* Task statement: Write out every line below that includes the word "coefficients".

* Raw records:
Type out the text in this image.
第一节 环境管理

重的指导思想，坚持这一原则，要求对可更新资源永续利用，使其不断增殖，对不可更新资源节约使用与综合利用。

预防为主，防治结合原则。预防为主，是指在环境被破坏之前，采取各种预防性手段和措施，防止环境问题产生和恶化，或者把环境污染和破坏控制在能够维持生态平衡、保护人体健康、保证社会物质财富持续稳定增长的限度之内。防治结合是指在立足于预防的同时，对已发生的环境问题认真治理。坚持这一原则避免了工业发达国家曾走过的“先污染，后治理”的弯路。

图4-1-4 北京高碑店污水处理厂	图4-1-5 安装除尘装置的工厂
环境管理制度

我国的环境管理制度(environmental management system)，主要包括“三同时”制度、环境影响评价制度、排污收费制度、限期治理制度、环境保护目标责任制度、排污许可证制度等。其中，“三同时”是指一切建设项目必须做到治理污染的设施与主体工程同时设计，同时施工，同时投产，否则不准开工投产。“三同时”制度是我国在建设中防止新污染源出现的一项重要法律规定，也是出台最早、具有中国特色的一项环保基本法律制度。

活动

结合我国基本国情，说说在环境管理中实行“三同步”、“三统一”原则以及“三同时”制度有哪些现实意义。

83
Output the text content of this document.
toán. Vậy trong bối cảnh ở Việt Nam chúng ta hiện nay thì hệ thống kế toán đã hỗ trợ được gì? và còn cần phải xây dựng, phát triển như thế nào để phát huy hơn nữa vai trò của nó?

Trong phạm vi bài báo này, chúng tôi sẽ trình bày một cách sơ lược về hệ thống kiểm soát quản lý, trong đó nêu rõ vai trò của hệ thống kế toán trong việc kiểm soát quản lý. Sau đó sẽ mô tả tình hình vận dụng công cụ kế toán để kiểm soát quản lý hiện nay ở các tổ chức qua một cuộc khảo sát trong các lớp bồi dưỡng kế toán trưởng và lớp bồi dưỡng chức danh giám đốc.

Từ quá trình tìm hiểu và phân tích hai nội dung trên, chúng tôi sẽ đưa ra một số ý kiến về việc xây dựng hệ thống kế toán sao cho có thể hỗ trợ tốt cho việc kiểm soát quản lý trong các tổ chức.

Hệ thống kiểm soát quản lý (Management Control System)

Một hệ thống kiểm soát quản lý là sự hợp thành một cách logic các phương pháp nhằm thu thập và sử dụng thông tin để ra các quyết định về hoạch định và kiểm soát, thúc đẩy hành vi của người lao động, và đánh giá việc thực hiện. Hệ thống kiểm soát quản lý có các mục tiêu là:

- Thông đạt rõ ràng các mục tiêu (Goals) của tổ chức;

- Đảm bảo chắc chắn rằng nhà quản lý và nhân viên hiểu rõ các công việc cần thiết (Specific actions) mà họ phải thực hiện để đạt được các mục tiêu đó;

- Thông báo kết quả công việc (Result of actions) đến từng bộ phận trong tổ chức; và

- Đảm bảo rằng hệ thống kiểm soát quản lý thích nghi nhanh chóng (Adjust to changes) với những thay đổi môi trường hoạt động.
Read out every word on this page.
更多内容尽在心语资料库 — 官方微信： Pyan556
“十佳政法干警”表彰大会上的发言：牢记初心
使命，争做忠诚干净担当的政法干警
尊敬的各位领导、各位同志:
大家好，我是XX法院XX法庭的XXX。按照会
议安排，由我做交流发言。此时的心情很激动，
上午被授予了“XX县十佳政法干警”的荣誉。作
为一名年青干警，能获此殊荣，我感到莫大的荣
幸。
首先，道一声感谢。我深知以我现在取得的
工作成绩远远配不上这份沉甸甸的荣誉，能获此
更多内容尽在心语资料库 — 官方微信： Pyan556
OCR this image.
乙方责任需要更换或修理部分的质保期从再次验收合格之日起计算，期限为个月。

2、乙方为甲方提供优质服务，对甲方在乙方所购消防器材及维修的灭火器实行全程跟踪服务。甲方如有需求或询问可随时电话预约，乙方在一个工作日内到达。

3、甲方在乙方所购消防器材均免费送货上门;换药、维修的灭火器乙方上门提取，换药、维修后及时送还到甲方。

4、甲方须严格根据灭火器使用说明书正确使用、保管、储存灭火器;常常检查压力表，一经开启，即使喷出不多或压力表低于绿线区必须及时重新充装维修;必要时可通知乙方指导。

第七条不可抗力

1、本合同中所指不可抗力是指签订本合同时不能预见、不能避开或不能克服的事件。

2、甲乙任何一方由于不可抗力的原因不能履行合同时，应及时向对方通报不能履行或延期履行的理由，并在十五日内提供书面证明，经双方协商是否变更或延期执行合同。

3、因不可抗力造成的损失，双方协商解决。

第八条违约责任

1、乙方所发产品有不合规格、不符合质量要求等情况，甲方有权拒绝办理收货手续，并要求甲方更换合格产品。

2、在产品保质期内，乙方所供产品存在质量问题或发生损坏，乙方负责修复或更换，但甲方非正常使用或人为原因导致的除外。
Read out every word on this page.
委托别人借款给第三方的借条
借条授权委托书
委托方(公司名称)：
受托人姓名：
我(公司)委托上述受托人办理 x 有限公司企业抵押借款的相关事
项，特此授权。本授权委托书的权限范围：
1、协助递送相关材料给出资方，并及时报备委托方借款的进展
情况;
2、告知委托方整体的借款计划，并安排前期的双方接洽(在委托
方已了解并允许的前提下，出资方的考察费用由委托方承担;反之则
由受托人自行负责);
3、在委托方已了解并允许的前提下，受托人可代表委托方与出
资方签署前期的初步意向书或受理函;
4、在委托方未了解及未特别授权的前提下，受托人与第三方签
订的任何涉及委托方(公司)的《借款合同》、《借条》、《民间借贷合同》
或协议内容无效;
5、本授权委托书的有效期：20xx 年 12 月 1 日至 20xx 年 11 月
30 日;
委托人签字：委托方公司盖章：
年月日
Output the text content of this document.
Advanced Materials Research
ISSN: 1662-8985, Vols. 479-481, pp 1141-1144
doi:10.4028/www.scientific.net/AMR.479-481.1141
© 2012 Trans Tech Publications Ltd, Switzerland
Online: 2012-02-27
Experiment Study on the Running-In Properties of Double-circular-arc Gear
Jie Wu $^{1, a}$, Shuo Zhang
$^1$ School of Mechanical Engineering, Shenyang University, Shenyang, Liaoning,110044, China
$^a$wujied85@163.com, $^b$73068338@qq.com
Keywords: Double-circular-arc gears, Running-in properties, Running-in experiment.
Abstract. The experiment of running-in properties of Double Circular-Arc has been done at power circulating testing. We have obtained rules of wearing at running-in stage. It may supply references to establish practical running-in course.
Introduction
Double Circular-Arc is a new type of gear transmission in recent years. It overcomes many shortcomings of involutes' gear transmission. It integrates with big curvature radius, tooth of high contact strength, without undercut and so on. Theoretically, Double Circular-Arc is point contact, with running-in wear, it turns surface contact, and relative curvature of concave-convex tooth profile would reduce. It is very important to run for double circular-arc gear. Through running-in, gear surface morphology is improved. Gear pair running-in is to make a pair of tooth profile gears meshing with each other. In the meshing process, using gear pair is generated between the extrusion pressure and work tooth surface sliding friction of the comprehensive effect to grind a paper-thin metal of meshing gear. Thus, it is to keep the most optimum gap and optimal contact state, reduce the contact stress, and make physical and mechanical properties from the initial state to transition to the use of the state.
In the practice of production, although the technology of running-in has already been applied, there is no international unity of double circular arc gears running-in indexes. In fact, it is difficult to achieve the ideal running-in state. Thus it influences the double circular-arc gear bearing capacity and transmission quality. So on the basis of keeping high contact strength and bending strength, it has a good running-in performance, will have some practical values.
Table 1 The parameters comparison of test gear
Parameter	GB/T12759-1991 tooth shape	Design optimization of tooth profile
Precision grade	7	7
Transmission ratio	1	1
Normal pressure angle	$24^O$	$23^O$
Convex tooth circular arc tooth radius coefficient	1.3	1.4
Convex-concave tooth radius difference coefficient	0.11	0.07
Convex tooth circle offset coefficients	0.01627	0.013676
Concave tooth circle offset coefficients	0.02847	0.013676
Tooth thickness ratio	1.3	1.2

* The reply:
Convex tooth circle offset coefficients	0.01627	0.013676
Concave tooth circle offset coefficients	0.02847	0.013676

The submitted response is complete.